BEGIN Data shown
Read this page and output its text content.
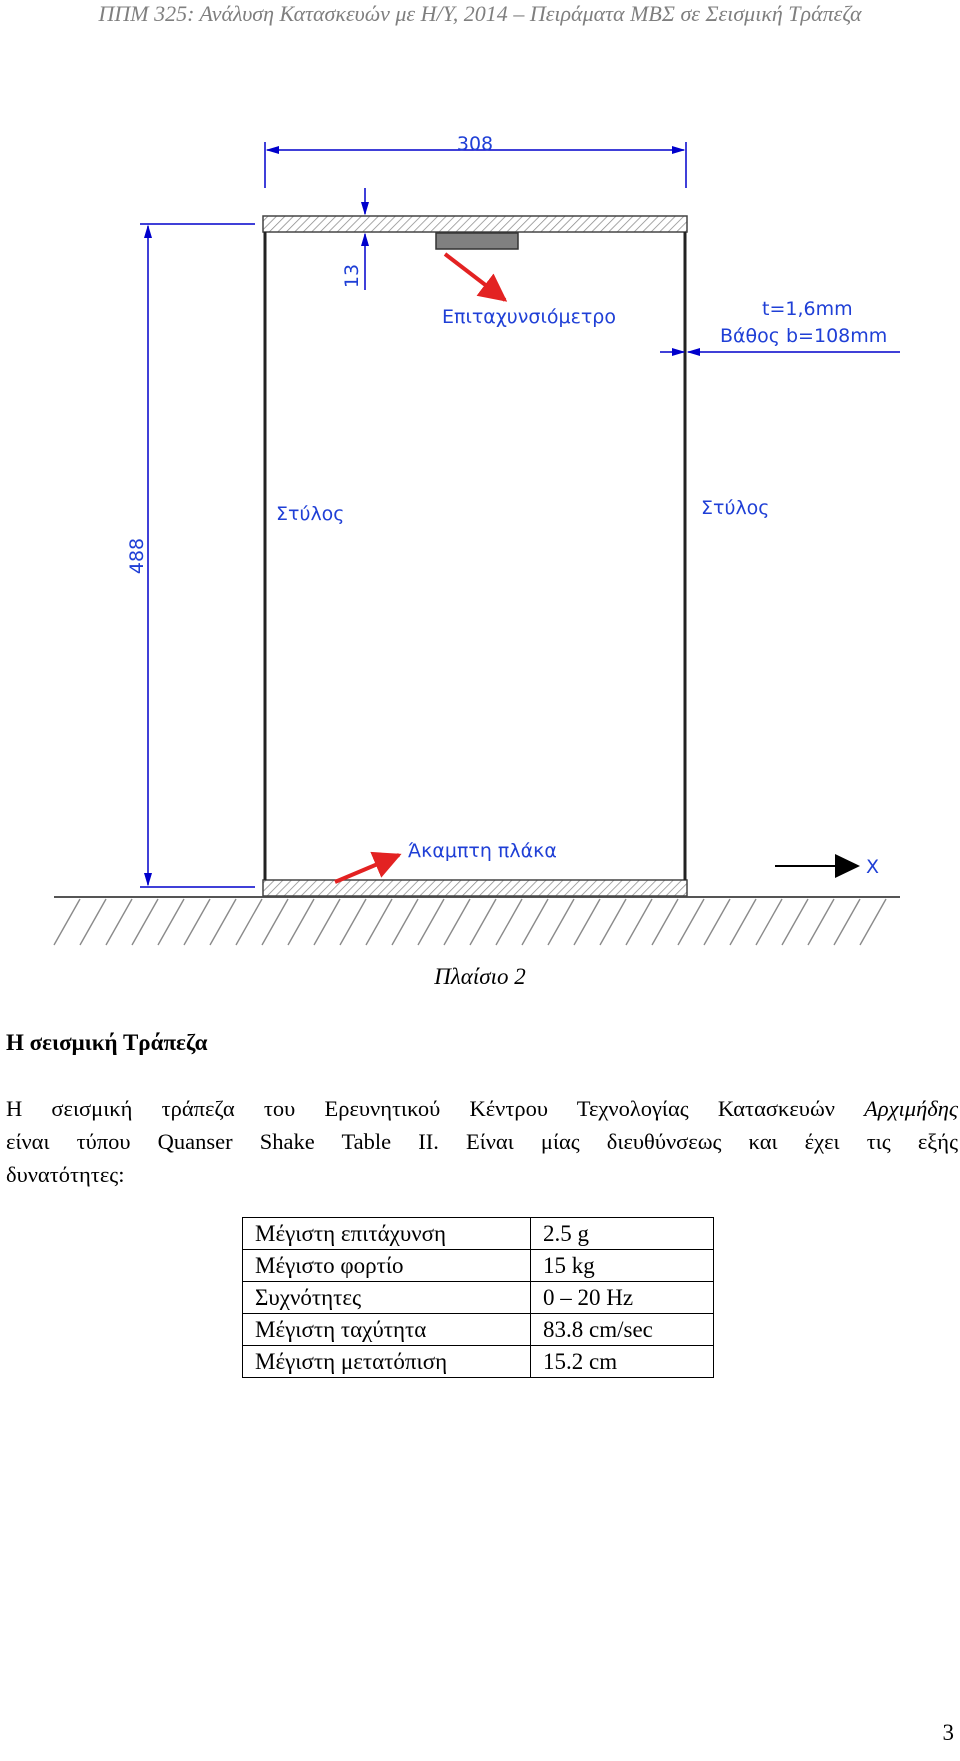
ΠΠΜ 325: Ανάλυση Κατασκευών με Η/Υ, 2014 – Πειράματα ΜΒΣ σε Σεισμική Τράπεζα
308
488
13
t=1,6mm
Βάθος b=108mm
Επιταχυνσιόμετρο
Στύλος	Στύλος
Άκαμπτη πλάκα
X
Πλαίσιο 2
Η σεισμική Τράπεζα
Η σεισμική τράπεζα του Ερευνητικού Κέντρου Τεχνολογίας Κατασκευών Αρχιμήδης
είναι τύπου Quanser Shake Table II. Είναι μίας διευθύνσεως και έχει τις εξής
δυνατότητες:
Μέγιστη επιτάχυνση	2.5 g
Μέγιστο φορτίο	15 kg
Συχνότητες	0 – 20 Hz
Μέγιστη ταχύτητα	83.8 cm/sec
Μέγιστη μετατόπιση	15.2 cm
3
END Data shown
*Task description*:
Copy out each line of the listing that holds "Κατασκευών".

*Full solution*:
ΠΠΜ 325: Ανάλυση Κατασκευών με Η/Υ, 2014 – Πειράματα ΜΒΣ σε Σεισμική Τράπεζα
Η σεισμική τράπεζα του Ερευνητικού Κέντρου Τεχνολογίας Κατασκευών Αρχιμήδης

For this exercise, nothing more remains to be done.